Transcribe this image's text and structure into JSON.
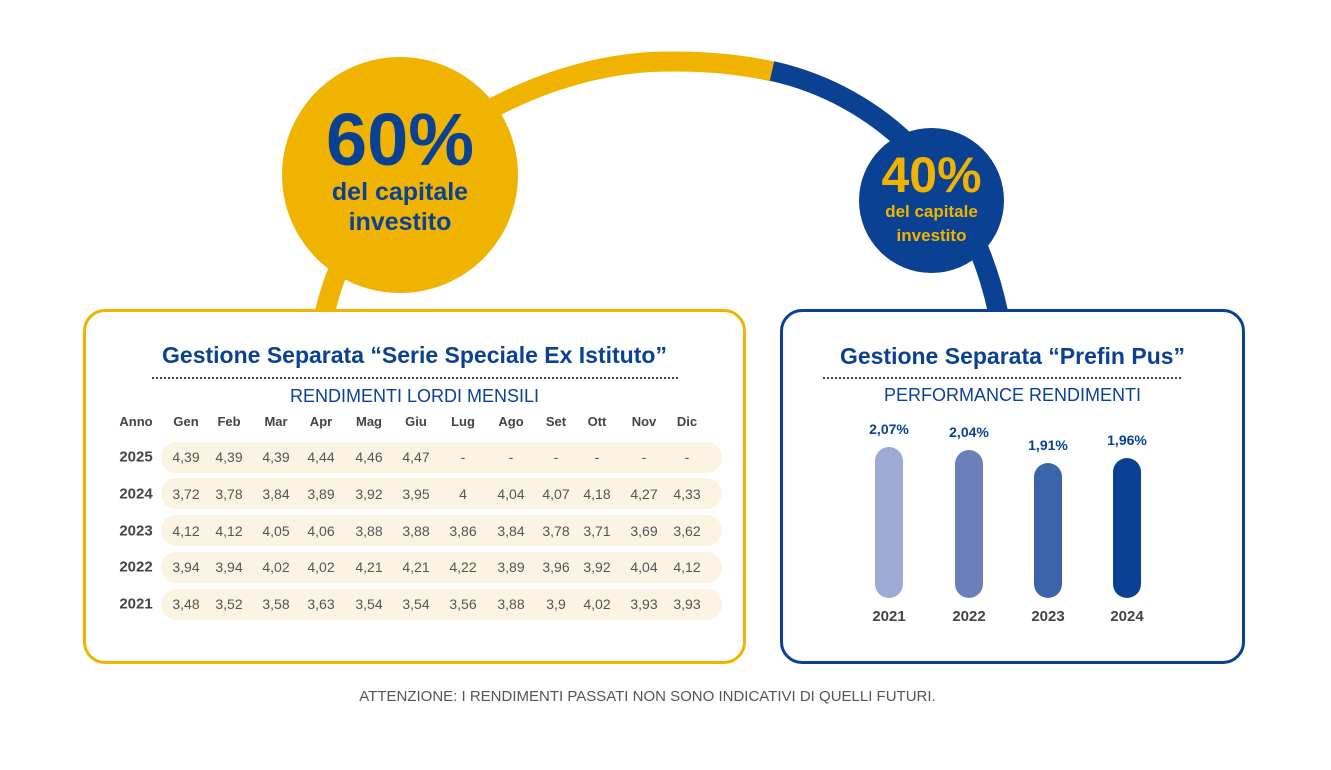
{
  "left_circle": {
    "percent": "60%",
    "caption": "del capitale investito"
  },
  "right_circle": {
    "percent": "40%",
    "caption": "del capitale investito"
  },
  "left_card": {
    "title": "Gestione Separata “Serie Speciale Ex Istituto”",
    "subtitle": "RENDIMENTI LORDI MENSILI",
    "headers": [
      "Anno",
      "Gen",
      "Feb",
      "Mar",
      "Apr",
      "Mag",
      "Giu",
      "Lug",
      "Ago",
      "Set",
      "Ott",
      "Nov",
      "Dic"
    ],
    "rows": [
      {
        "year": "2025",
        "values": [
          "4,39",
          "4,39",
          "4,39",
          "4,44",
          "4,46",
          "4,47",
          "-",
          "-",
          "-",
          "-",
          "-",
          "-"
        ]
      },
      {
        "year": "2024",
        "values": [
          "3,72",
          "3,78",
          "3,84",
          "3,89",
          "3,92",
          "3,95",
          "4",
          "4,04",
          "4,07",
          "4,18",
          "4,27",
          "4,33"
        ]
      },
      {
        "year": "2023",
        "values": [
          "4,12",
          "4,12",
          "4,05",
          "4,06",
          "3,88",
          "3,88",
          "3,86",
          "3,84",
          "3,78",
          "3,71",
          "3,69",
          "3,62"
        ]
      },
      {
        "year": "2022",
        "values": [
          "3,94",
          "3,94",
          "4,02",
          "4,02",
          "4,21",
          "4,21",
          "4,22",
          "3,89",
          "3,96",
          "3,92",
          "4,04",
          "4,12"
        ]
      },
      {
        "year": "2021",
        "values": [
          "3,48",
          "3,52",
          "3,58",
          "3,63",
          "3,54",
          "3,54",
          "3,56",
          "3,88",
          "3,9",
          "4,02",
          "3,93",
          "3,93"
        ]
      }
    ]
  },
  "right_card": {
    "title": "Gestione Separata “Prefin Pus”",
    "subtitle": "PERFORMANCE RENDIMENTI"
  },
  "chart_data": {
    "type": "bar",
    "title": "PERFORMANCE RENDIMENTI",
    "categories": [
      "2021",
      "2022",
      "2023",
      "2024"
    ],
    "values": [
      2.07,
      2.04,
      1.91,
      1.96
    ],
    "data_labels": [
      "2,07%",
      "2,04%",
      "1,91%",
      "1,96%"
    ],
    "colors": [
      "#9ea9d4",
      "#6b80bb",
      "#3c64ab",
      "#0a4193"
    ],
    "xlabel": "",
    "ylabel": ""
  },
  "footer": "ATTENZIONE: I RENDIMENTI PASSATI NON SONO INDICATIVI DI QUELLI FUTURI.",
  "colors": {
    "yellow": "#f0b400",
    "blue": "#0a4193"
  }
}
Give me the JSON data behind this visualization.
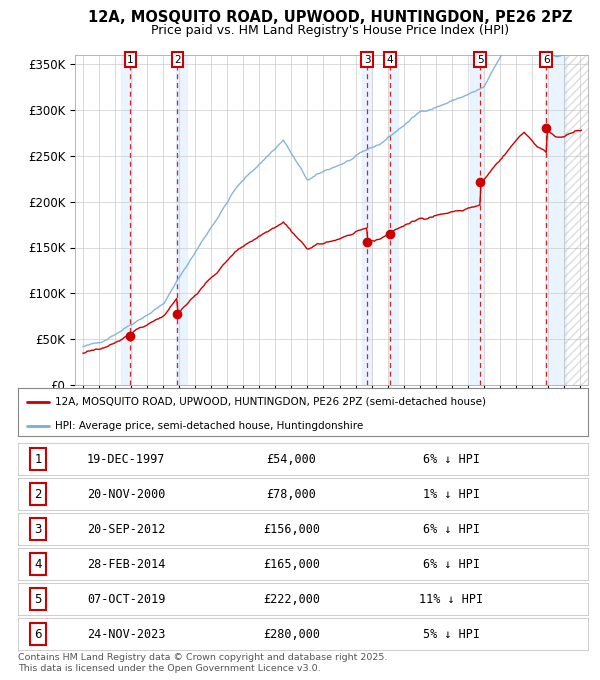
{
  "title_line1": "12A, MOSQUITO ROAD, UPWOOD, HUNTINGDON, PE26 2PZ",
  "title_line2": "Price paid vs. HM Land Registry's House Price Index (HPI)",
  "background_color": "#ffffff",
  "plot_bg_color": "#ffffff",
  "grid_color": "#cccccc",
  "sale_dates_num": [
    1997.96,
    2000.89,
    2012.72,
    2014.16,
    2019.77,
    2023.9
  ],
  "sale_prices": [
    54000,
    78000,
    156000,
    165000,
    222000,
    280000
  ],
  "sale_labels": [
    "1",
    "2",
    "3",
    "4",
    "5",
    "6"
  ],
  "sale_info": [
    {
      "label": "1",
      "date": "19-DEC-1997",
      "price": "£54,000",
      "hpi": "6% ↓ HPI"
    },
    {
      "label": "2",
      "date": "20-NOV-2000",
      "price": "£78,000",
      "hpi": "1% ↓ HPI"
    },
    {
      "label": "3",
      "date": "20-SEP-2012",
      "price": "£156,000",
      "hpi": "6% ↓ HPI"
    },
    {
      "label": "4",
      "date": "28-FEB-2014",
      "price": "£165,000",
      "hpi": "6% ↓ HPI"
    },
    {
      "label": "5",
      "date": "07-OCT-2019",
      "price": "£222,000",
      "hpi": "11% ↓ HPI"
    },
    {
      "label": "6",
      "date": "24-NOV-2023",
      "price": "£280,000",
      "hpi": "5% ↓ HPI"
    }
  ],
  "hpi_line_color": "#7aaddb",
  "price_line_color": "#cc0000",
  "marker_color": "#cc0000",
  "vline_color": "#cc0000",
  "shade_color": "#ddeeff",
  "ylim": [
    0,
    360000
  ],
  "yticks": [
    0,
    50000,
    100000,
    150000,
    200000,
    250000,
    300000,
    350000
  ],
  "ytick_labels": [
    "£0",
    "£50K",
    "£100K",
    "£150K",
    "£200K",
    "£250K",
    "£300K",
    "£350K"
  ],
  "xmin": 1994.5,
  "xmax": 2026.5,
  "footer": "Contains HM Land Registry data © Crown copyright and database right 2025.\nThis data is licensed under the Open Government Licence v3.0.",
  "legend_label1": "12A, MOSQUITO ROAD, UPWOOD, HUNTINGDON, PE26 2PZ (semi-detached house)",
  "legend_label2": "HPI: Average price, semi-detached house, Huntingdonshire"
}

---

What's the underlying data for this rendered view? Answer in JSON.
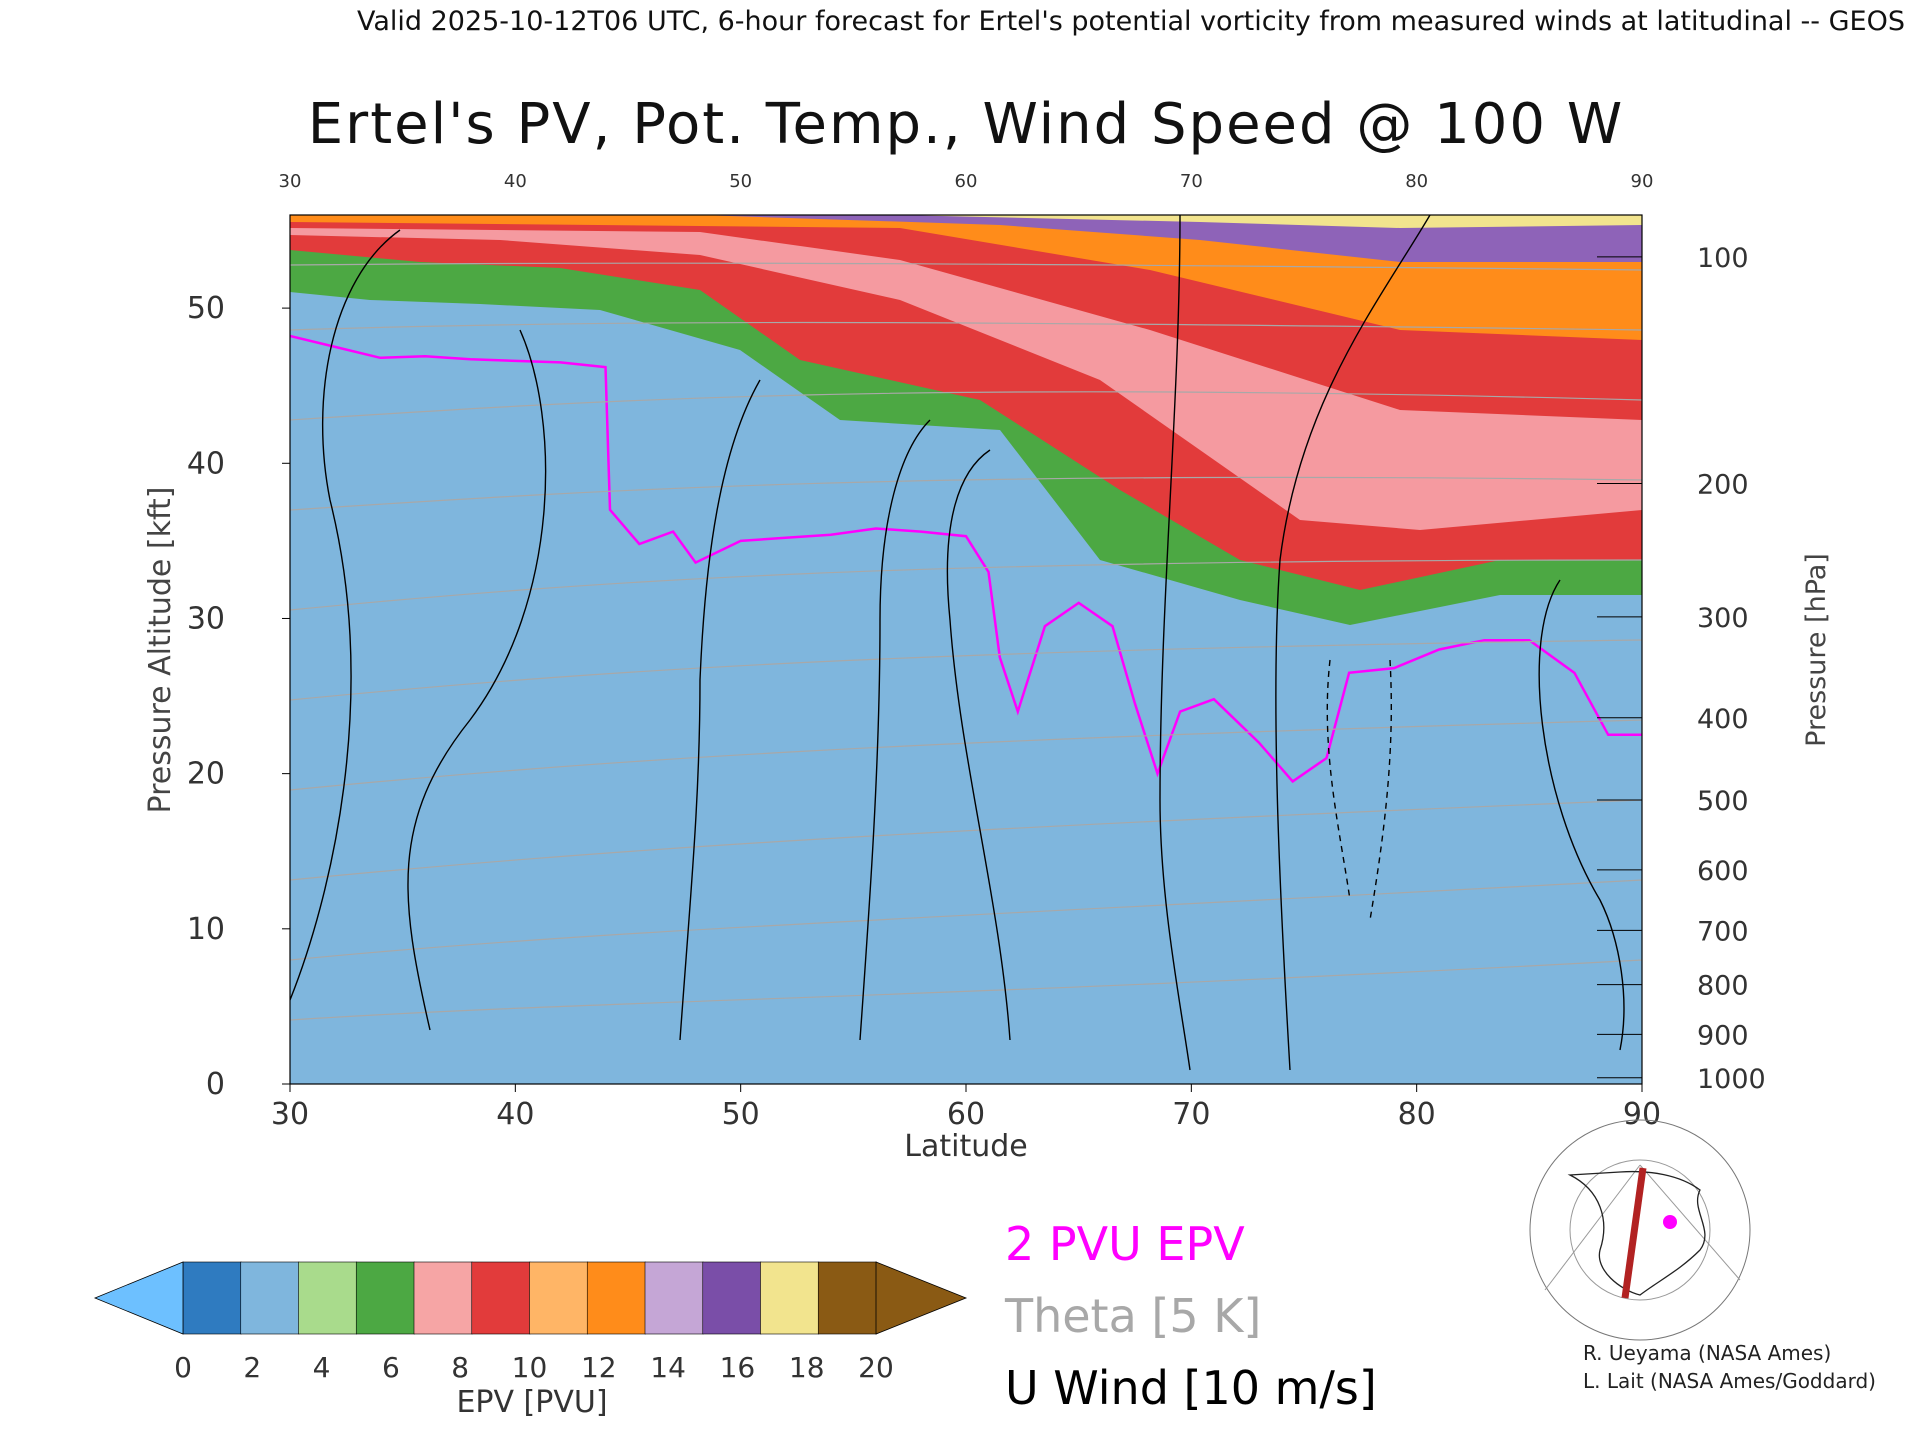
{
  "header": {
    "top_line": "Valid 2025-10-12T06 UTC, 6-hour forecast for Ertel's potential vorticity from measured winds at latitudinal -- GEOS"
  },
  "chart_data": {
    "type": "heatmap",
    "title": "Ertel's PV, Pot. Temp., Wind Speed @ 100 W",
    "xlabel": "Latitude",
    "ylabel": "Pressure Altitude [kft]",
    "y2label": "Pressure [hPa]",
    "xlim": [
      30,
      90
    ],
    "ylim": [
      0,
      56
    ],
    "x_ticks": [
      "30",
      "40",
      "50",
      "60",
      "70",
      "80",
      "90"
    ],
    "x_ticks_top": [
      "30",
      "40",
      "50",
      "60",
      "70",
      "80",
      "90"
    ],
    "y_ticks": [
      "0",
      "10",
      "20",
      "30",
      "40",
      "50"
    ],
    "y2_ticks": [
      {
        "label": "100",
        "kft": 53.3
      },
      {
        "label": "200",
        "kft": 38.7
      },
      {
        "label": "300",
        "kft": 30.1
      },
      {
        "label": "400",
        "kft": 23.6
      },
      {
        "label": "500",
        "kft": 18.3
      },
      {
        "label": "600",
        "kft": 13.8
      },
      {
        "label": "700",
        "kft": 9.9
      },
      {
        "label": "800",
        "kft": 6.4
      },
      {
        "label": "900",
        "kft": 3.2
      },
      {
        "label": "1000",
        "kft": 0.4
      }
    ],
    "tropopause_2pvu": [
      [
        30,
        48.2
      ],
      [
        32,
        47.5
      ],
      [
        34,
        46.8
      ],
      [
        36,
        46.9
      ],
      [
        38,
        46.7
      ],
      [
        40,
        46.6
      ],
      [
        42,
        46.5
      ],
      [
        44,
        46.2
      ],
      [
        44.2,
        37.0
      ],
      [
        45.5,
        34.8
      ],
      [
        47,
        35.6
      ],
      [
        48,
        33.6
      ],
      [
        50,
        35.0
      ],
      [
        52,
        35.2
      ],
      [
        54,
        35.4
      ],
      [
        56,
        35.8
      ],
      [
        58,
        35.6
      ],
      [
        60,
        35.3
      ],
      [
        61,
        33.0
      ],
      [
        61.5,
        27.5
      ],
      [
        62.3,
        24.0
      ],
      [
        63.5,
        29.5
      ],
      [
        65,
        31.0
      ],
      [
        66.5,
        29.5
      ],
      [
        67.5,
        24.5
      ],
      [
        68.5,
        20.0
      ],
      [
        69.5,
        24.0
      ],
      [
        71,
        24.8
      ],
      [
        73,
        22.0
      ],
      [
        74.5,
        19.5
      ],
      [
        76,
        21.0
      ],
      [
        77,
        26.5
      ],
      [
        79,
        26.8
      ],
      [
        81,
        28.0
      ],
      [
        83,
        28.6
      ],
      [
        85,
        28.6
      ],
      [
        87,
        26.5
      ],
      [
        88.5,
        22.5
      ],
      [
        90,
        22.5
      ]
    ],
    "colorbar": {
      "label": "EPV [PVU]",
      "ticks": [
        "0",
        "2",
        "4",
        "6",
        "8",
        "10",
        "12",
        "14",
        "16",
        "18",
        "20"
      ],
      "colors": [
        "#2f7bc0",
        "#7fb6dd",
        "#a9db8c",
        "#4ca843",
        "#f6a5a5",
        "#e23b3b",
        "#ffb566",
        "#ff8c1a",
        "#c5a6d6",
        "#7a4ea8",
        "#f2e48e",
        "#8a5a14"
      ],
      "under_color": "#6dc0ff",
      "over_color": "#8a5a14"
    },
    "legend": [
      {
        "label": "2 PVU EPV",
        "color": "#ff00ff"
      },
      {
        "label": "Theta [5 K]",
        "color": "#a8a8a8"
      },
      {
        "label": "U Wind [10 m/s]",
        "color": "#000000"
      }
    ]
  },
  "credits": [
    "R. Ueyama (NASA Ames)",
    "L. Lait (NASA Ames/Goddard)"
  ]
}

» THE PROBLEM: Examine the records and report how many lines contain the string "Ertel". Only the number should be given.

» RESPONSE: 2